[Dataset records]
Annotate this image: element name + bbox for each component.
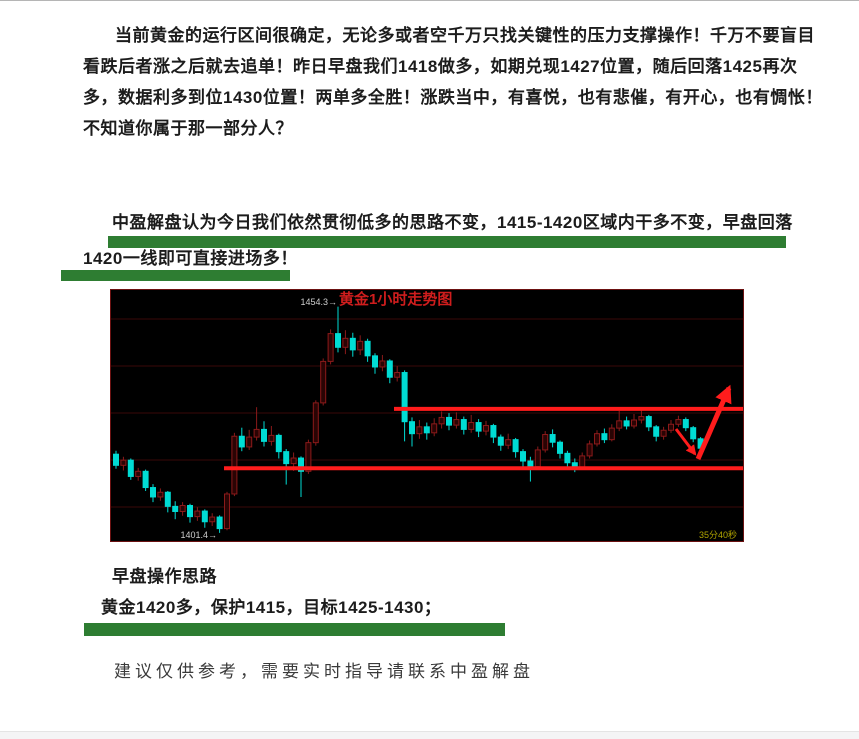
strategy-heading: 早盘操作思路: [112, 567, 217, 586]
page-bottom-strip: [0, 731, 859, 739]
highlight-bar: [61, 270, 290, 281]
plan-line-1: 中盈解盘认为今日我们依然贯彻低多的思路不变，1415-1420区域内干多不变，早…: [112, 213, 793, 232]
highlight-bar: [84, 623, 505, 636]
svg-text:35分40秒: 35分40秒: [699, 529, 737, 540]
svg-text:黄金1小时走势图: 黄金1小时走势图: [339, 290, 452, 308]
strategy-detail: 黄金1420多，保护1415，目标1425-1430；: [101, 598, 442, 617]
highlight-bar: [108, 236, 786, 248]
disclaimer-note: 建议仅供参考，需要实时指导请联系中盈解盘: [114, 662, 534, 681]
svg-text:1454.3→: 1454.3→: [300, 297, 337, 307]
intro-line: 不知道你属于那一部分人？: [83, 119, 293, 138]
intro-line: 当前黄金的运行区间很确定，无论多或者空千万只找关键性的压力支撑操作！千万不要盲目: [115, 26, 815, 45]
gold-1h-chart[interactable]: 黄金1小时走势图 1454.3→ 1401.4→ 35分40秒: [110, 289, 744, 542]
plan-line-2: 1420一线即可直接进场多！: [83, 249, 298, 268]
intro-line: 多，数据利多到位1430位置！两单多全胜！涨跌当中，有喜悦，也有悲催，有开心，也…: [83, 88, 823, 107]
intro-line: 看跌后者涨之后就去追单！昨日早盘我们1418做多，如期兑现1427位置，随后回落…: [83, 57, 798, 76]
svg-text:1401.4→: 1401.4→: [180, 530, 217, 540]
==
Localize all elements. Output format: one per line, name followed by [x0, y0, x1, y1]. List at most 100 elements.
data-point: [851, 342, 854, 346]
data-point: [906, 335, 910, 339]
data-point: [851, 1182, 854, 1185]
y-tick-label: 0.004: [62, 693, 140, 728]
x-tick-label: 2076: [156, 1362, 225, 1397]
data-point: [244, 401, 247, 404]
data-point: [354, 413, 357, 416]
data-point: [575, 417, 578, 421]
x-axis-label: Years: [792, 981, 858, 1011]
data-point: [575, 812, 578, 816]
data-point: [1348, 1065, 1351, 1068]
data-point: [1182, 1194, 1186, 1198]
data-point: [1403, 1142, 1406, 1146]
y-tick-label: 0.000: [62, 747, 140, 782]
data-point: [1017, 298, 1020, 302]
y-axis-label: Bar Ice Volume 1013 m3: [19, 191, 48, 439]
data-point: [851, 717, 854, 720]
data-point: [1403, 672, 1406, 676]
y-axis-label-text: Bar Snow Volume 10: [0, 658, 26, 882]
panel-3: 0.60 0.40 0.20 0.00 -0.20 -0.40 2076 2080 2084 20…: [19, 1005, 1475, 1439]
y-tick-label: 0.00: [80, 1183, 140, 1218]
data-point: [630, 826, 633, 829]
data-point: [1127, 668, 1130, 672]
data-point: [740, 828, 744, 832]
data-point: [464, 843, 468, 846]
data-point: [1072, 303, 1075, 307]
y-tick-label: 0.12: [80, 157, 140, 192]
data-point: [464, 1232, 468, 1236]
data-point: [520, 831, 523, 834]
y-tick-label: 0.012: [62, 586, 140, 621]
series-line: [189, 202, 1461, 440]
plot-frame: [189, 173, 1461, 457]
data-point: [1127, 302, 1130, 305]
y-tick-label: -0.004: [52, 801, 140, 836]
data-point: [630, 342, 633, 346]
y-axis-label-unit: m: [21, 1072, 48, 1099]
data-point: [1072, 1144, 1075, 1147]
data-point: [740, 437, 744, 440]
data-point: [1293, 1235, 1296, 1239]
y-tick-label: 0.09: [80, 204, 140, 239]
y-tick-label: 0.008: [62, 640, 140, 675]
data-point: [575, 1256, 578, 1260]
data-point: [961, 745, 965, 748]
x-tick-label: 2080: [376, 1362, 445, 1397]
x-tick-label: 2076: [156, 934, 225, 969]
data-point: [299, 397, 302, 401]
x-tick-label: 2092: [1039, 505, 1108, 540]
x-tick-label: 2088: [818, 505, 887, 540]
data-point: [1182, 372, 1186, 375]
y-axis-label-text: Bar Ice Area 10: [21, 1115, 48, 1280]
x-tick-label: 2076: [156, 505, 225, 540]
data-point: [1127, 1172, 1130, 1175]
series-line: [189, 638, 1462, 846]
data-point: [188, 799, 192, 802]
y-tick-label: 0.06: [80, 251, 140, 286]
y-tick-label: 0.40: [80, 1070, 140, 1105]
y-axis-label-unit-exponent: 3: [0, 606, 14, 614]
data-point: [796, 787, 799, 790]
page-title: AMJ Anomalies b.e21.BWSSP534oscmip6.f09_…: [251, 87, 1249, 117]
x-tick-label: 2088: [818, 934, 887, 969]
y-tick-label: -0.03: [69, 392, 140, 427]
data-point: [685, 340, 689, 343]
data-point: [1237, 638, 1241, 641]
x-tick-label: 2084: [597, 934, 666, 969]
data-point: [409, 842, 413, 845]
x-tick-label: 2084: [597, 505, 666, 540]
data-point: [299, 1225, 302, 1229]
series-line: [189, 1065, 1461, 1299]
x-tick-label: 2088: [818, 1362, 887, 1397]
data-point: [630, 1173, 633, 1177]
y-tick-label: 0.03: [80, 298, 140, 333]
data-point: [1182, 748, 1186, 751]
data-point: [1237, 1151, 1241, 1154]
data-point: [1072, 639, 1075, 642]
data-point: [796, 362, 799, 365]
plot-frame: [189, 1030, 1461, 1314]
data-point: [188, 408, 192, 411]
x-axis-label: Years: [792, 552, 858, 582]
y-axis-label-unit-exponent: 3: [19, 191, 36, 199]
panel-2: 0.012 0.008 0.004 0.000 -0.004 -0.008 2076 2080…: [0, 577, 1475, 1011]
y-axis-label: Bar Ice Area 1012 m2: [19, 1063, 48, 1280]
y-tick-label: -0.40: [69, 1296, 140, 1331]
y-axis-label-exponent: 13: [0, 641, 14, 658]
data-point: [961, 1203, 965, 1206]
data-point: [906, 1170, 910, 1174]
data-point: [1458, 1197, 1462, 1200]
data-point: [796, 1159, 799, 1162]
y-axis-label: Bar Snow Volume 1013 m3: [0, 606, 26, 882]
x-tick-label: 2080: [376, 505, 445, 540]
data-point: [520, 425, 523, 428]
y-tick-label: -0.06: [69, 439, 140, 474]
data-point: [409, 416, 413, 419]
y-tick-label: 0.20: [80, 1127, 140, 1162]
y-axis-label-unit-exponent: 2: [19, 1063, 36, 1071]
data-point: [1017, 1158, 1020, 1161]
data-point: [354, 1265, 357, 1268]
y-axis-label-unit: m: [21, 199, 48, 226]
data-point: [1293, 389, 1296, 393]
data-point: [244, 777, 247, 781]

_DIRECTIONS_
Please copy out the material from the line with "Localize all elements." up to and including the line with "data-point: [1017, 298, 1020, 302]", keeping every line the same.

_ANSWER BELOW_
Localize all elements. Output format: one per line, name followed by [x0, y0, x1, y1]. List at most 100 elements.
data-point: [851, 342, 854, 346]
data-point: [906, 335, 910, 339]
data-point: [851, 1182, 854, 1185]
y-tick-label: 0.004: [62, 693, 140, 728]
x-tick-label: 2076: [156, 1362, 225, 1397]
data-point: [244, 401, 247, 404]
data-point: [354, 413, 357, 416]
data-point: [575, 417, 578, 421]
x-axis-label: Years: [792, 981, 858, 1011]
data-point: [575, 812, 578, 816]
data-point: [1348, 1065, 1351, 1068]
data-point: [1182, 1194, 1186, 1198]
data-point: [1403, 1142, 1406, 1146]
y-tick-label: 0.000: [62, 747, 140, 782]
data-point: [1017, 298, 1020, 302]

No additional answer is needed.